• [Task requirements]: Seek out every line containing the word "text", and copy each.

• [Exercise data]:
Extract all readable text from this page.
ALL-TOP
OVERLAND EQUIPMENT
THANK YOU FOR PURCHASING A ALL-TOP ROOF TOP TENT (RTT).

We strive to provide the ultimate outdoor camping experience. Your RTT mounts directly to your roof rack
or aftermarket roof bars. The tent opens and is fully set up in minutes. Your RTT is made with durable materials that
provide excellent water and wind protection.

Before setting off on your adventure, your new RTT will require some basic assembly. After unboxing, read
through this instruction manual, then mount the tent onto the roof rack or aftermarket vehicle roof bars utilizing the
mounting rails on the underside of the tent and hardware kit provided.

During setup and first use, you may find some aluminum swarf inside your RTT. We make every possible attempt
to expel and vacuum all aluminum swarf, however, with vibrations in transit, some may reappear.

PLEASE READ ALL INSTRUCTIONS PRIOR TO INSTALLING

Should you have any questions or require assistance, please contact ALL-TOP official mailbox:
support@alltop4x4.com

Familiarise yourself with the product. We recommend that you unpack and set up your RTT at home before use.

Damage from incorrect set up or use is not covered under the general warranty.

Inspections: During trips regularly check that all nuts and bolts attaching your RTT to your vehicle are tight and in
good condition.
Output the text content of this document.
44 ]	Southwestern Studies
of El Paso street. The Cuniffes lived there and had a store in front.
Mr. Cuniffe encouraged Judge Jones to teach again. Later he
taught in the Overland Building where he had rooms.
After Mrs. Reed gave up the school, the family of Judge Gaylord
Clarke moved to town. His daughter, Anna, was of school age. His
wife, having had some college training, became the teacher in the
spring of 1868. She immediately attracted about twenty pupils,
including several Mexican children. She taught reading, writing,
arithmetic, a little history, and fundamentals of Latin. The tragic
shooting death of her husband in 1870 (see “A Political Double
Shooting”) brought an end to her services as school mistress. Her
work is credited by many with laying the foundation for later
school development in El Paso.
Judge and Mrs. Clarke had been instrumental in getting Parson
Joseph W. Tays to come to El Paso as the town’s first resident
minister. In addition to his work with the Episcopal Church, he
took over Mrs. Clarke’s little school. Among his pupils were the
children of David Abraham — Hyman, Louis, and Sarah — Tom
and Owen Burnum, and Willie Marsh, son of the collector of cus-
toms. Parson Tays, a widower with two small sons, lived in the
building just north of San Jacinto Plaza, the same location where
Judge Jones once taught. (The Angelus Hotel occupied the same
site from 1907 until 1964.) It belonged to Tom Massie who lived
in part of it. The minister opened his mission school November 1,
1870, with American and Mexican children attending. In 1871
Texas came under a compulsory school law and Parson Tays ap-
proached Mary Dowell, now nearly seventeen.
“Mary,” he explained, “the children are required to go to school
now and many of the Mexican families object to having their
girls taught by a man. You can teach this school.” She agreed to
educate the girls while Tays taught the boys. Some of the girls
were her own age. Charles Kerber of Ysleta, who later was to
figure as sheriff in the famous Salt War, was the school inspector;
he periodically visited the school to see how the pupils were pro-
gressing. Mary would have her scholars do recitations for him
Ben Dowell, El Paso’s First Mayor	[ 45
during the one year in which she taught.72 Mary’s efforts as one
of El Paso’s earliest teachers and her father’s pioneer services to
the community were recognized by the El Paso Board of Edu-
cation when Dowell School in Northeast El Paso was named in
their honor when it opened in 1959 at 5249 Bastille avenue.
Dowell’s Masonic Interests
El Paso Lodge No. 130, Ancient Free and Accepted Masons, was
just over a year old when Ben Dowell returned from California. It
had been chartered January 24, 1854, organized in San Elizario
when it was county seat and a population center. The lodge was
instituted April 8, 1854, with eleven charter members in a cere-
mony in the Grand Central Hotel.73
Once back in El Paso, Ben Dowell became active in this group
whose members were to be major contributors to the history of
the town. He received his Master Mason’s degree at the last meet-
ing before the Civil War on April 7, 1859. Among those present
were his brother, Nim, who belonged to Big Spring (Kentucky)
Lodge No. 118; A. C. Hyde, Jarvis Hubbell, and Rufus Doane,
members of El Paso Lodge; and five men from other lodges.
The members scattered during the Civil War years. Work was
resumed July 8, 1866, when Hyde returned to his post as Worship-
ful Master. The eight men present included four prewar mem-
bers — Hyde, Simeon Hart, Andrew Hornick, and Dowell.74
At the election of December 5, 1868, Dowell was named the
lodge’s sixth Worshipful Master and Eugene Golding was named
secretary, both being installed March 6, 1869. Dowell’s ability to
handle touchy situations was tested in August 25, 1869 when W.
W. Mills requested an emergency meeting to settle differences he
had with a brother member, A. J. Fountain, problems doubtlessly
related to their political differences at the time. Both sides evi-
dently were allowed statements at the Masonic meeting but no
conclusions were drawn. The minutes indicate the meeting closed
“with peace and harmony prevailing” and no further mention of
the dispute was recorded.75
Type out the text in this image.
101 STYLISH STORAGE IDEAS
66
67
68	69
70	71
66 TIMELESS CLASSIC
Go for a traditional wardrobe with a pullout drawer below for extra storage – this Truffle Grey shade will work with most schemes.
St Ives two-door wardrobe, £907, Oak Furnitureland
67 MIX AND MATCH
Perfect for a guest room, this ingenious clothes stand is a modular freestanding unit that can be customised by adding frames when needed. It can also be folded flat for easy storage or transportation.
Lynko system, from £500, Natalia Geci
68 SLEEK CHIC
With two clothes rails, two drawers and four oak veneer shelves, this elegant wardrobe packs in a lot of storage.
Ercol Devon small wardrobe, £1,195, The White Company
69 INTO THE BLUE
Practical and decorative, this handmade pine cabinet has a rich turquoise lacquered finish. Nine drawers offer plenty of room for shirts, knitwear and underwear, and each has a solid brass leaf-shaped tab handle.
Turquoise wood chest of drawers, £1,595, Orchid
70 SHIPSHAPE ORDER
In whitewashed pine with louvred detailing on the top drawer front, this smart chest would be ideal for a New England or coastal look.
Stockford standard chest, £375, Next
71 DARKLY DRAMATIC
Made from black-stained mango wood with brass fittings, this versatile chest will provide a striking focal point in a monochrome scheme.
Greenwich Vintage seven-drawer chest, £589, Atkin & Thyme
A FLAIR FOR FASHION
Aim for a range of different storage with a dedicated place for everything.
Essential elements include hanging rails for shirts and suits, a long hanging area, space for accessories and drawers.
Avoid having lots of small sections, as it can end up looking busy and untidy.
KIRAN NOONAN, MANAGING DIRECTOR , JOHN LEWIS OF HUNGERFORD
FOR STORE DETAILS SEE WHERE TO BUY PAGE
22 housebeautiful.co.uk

• [Response]:
Extract all readable text from this page.
Output the text content of this document.
Type out the text in this image.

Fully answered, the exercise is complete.